::: Supplied entries :::

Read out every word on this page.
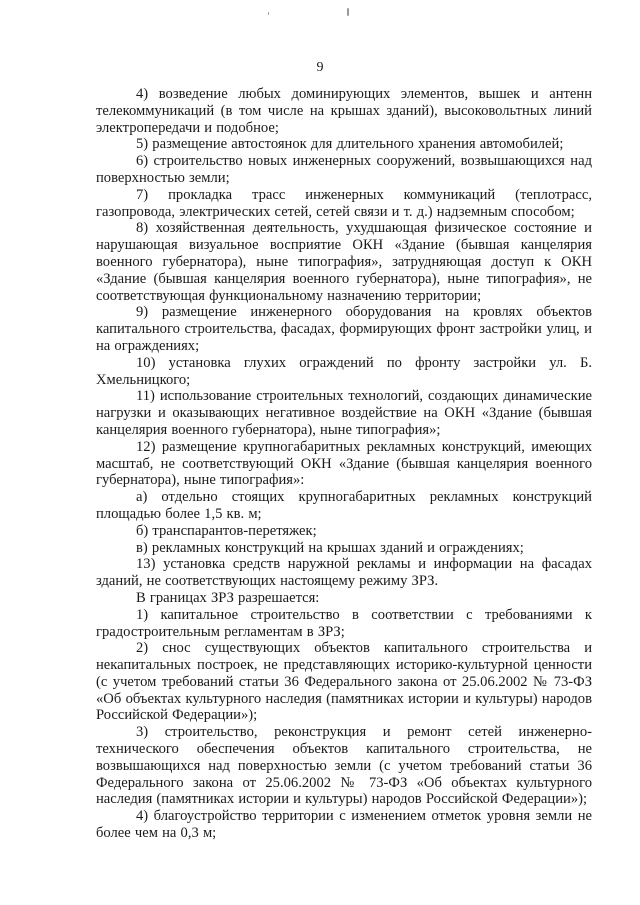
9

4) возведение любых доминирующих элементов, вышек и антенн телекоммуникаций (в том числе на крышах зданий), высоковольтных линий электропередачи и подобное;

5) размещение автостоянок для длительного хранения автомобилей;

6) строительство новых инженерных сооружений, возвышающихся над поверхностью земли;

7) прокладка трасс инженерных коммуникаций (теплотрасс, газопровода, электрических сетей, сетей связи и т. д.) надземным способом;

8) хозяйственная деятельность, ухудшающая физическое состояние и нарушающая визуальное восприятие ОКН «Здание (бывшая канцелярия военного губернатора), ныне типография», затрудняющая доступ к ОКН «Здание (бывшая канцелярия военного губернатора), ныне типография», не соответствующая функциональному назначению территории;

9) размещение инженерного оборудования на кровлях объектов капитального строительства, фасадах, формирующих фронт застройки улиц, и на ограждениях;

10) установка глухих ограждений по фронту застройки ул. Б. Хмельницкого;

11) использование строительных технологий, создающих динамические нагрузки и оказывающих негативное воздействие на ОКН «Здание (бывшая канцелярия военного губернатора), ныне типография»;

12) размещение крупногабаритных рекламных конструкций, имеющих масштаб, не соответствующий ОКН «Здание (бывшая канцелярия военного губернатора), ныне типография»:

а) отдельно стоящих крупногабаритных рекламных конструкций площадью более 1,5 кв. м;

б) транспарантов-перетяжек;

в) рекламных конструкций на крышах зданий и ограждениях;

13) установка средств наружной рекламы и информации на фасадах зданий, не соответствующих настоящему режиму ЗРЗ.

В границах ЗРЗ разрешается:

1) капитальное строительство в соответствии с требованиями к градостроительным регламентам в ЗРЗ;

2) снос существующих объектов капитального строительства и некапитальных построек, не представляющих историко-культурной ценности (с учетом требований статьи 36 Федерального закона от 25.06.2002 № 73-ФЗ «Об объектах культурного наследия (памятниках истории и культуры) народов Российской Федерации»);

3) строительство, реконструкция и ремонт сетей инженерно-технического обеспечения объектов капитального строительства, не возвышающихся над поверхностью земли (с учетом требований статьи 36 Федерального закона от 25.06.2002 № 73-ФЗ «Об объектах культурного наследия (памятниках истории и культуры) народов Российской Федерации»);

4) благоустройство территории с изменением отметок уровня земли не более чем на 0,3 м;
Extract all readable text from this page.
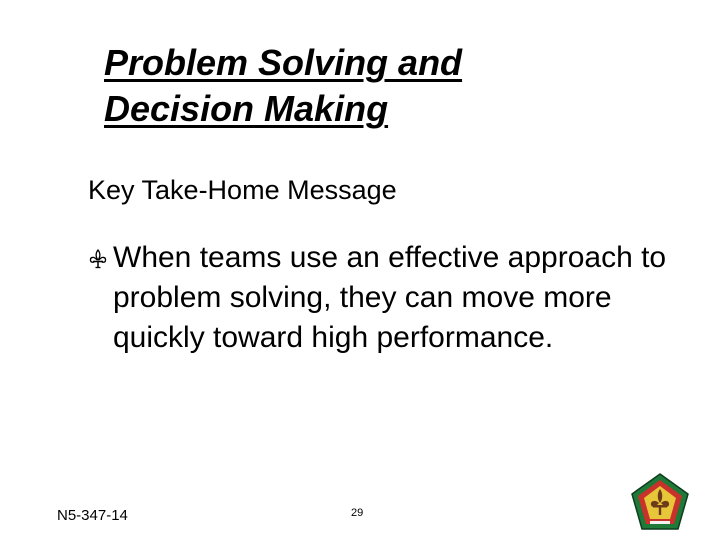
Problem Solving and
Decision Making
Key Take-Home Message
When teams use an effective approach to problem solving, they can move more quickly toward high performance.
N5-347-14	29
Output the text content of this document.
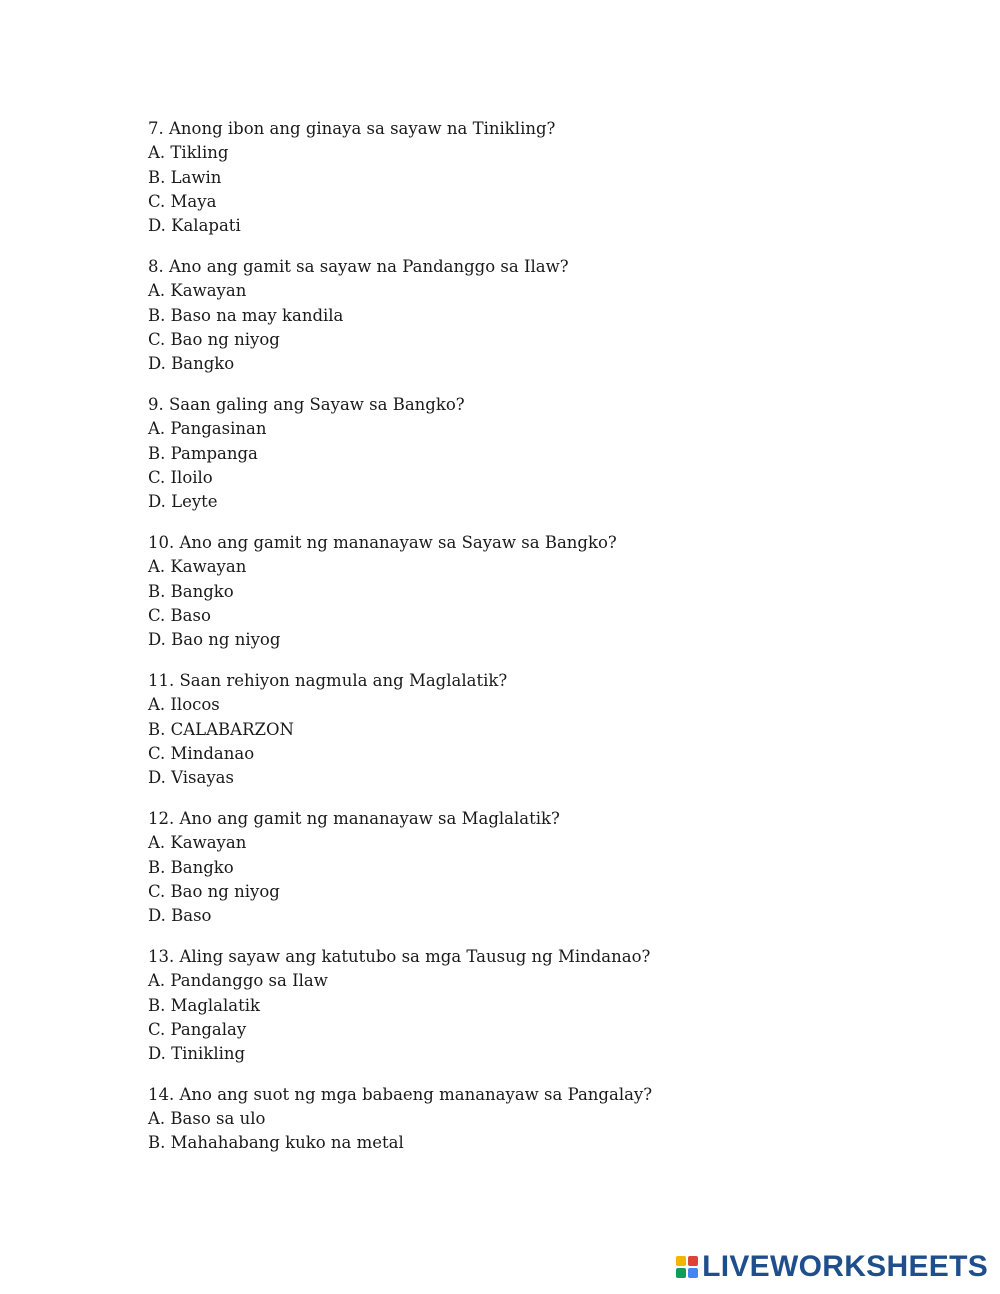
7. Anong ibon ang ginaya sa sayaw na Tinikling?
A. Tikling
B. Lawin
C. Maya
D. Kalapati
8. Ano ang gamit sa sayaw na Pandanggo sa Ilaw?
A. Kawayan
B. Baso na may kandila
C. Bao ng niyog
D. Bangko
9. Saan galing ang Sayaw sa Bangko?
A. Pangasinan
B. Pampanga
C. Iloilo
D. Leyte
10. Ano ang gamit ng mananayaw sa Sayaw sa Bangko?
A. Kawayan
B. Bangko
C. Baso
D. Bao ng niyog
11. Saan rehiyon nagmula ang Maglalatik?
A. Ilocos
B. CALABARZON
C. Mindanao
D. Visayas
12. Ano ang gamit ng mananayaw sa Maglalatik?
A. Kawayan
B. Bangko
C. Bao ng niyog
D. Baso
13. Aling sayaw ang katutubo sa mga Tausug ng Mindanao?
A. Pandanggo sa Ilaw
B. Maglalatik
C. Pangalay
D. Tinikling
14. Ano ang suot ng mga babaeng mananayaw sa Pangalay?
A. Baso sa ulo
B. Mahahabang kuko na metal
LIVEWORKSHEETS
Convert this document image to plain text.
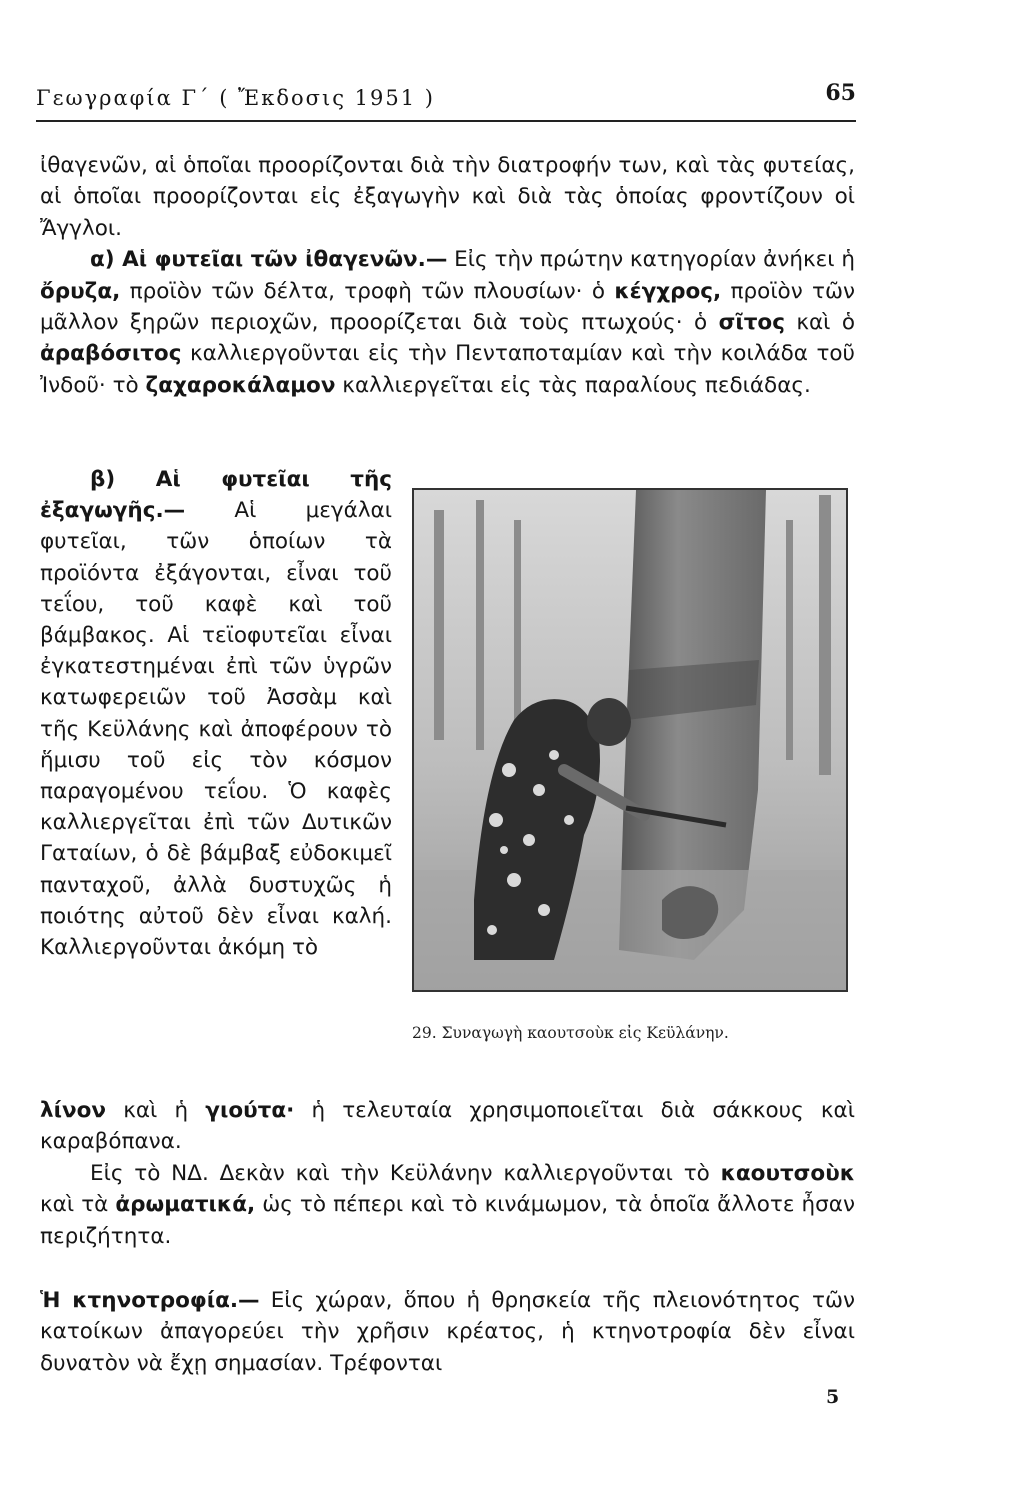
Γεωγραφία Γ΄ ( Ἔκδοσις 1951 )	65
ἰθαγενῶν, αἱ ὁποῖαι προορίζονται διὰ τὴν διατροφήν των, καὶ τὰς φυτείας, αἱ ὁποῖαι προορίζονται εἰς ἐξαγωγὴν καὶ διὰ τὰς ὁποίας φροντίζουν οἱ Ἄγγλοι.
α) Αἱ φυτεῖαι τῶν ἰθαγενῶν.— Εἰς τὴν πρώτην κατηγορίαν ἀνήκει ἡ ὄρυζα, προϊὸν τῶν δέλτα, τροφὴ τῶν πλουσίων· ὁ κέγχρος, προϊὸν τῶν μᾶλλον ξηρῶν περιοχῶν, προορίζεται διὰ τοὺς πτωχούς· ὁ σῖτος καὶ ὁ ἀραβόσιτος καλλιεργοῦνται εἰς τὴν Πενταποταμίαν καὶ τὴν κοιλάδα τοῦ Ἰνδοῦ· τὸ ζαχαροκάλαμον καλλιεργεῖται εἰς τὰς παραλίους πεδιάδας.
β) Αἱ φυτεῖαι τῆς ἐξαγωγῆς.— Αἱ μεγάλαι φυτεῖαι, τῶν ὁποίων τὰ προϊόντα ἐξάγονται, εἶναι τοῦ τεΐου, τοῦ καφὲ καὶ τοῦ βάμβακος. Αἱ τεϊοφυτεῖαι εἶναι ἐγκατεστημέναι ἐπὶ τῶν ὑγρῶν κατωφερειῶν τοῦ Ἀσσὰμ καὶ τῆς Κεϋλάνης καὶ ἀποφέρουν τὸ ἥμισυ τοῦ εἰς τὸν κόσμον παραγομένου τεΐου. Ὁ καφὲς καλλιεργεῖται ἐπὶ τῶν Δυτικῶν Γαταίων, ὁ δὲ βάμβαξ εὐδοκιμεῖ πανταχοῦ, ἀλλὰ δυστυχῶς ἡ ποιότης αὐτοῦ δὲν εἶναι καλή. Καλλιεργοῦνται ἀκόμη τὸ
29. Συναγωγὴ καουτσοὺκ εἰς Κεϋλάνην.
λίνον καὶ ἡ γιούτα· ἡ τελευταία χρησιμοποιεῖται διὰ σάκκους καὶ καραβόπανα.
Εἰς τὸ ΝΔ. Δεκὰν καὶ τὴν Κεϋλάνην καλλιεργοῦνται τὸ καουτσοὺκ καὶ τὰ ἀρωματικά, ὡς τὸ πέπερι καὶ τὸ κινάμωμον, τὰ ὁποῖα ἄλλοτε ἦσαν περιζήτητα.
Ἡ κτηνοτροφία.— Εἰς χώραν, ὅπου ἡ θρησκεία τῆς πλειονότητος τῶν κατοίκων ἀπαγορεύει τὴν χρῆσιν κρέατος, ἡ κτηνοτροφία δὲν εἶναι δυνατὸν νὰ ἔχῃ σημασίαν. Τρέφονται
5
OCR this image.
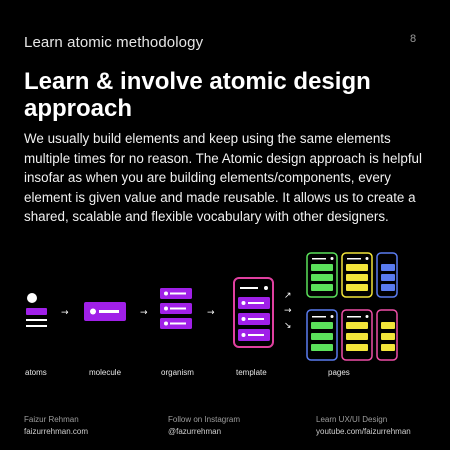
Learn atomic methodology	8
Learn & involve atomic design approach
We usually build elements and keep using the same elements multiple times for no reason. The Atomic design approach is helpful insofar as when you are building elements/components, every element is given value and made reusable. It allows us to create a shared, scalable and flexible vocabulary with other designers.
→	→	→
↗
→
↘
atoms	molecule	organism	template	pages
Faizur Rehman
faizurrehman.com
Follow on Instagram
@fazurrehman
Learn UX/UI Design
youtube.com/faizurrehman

:::

Objective: Transcribe the complete set of entries verbatim. No pictures belong in the copy.

Task result:
Read out every word on this page.
9

4) возведение любых доминирующих элементов, вышек и антенн телекоммуникаций (в том числе на крышах зданий), высоковольтных линий электропередачи и подобное;

5) размещение автостоянок для длительного хранения автомобилей;

6) строительство новых инженерных сооружений, возвышающихся над поверхностью земли;

7) прокладка трасс инженерных коммуникаций (теплотрасс, газопровода, электрических сетей, сетей связи и т. д.) надземным способом;

8) хозяйственная деятельность, ухудшающая физическое состояние и нарушающая визуальное восприятие ОКН «Здание (бывшая канцелярия военного губернатора), ныне типография», затрудняющая доступ к ОКН «Здание (бывшая канцелярия военного губернатора), ныне типография», не соответствующая функциональному назначению территории;

9) размещение инженерного оборудования на кровлях объектов капитального строительства, фасадах, формирующих фронт застройки улиц, и на ограждениях;

10) установка глухих ограждений по фронту застройки ул. Б. Хмельницкого;

11) использование строительных технологий, создающих динамические нагрузки и оказывающих негативное воздействие на ОКН «Здание (бывшая канцелярия военного губернатора), ныне типография»;

12) размещение крупногабаритных рекламных конструкций, имеющих масштаб, не соответствующий ОКН «Здание (бывшая канцелярия военного губернатора), ныне типография»:

а) отдельно стоящих крупногабаритных рекламных конструкций площадью более 1,5 кв. м;

б) транспарантов-перетяжек;

в) рекламных конструкций на крышах зданий и ограждениях;

13) установка средств наружной рекламы и информации на фасадах зданий, не соответствующих настоящему режиму ЗРЗ.

В границах ЗРЗ разрешается:

1) капитальное строительство в соответствии с требованиями к градостроительным регламентам в ЗРЗ;

2) снос существующих объектов капитального строительства и некапитальных построек, не представляющих историко-культурной ценности (с учетом требований статьи 36 Федерального закона от 25.06.2002 № 73-ФЗ «Об объектах культурного наследия (памятниках истории и культуры) народов Российской Федерации»);

3) строительство, реконструкция и ремонт сетей инженерно-технического обеспечения объектов капитального строительства, не возвышающихся над поверхностью земли (с учетом требований статьи 36 Федерального закона от 25.06.2002 № 73-ФЗ «Об объектах культурного наследия (памятниках истории и культуры) народов Российской Федерации»);

4) благоустройство территории с изменением отметок уровня земли не более чем на 0,3 м;
Extract all readable text from this page.
Problem Solving and
Decision Making
Key Take-Home Message
When teams use an effective approach to problem solving, they can move more quickly toward high performance.
N5-347-14	29
Output the text content of this document.
7. Anong ibon ang ginaya sa sayaw na Tinikling?
A. Tikling
B. Lawin
C. Maya
D. Kalapati
8. Ano ang gamit sa sayaw na Pandanggo sa Ilaw?
A. Kawayan
B. Baso na may kandila
C. Bao ng niyog
D. Bangko
9. Saan galing ang Sayaw sa Bangko?
A. Pangasinan
B. Pampanga
C. Iloilo
D. Leyte
10. Ano ang gamit ng mananayaw sa Sayaw sa Bangko?
A. Kawayan
B. Bangko
C. Baso
D. Bao ng niyog
11. Saan rehiyon nagmula ang Maglalatik?
A. Ilocos
B. CALABARZON
C. Mindanao
D. Visayas
12. Ano ang gamit ng mananayaw sa Maglalatik?
A. Kawayan
B. Bangko
C. Bao ng niyog
D. Baso
13. Aling sayaw ang katutubo sa mga Tausug ng Mindanao?
A. Pandanggo sa Ilaw
B. Maglalatik
C. Pangalay
D. Tinikling
14. Ano ang suot ng mga babaeng mananayaw sa Pangalay?
A. Baso sa ulo
B. Mahahabang kuko na metal
LIVEWORKSHEETS
Convert this document image to plain text.
Γεωγραφία Γ΄ ( Ἔκδοσις 1951 )	65
ἰθαγενῶν, αἱ ὁποῖαι προορίζονται διὰ τὴν διατροφήν των, καὶ τὰς φυτείας, αἱ ὁποῖαι προορίζονται εἰς ἐξαγωγὴν καὶ διὰ τὰς ὁποίας φροντίζουν οἱ Ἄγγλοι.
α) Αἱ φυτεῖαι τῶν ἰθαγενῶν.— Εἰς τὴν πρώτην κατηγορίαν ἀνήκει ἡ ὄρυζα, προϊὸν τῶν δέλτα, τροφὴ τῶν πλουσίων· ὁ κέγχρος, προϊὸν τῶν μᾶλλον ξηρῶν περιοχῶν, προορίζεται διὰ τοὺς πτωχούς· ὁ σῖτος καὶ ὁ ἀραβόσιτος καλλιεργοῦνται εἰς τὴν Πενταποταμίαν καὶ τὴν κοιλάδα τοῦ Ἰνδοῦ· τὸ ζαχαροκάλαμον καλλιεργεῖται εἰς τὰς παραλίους πεδιάδας.
β) Αἱ φυτεῖαι τῆς ἐξαγωγῆς.— Αἱ μεγάλαι φυτεῖαι, τῶν ὁποίων τὰ προϊόντα ἐξάγονται, εἶναι τοῦ τεΐου, τοῦ καφὲ καὶ τοῦ βάμβακος. Αἱ τεϊοφυτεῖαι εἶναι ἐγκατεστημέναι ἐπὶ τῶν ὑγρῶν κατωφερειῶν τοῦ Ἀσσὰμ καὶ τῆς Κεϋλάνης καὶ ἀποφέρουν τὸ ἥμισυ τοῦ εἰς τὸν κόσμον παραγομένου τεΐου. Ὁ καφὲς καλλιεργεῖται ἐπὶ τῶν Δυτικῶν Γαταίων, ὁ δὲ βάμβαξ εὐδοκιμεῖ πανταχοῦ, ἀλλὰ δυστυχῶς ἡ ποιότης αὐτοῦ δὲν εἶναι καλή. Καλλιεργοῦνται ἀκόμη τὸ
29. Συναγωγὴ καουτσοὺκ εἰς Κεϋλάνην.
λίνον καὶ ἡ γιούτα· ἡ τελευταία χρησιμοποιεῖται διὰ σάκκους καὶ καραβόπανα.
Εἰς τὸ ΝΔ. Δεκὰν καὶ τὴν Κεϋλάνην καλλιεργοῦνται τὸ καουτσοὺκ καὶ τὰ ἀρωματικά, ὡς τὸ πέπερι καὶ τὸ κινάμωμον, τὰ ὁποῖα ἄλλοτε ἦσαν περιζήτητα.
Ἡ κτηνοτροφία.— Εἰς χώραν, ὅπου ἡ θρησκεία τῆς πλειονότητος τῶν κατοίκων ἀπαγορεύει τὴν χρῆσιν κρέατος, ἡ κτηνοτροφία δὲν εἶναι δυνατὸν νὰ ἔχῃ σημασίαν. Τρέφονται
5
OCR this image.
Learn atomic methodology	8
Learn & involve atomic design approach
We usually build elements and keep using the same elements multiple times for no reason. The Atomic design approach is helpful insofar as when you are building elements/components, every element is given value and made reusable. It allows us to create a shared, scalable and flexible vocabulary with other designers.
→	→	→
↗
→
↘
atoms	molecule	organism	template	pages
Faizur Rehman
faizurrehman.com
Follow on Instagram
@fazurrehman
Learn UX/UI Design
youtube.com/faizurrehman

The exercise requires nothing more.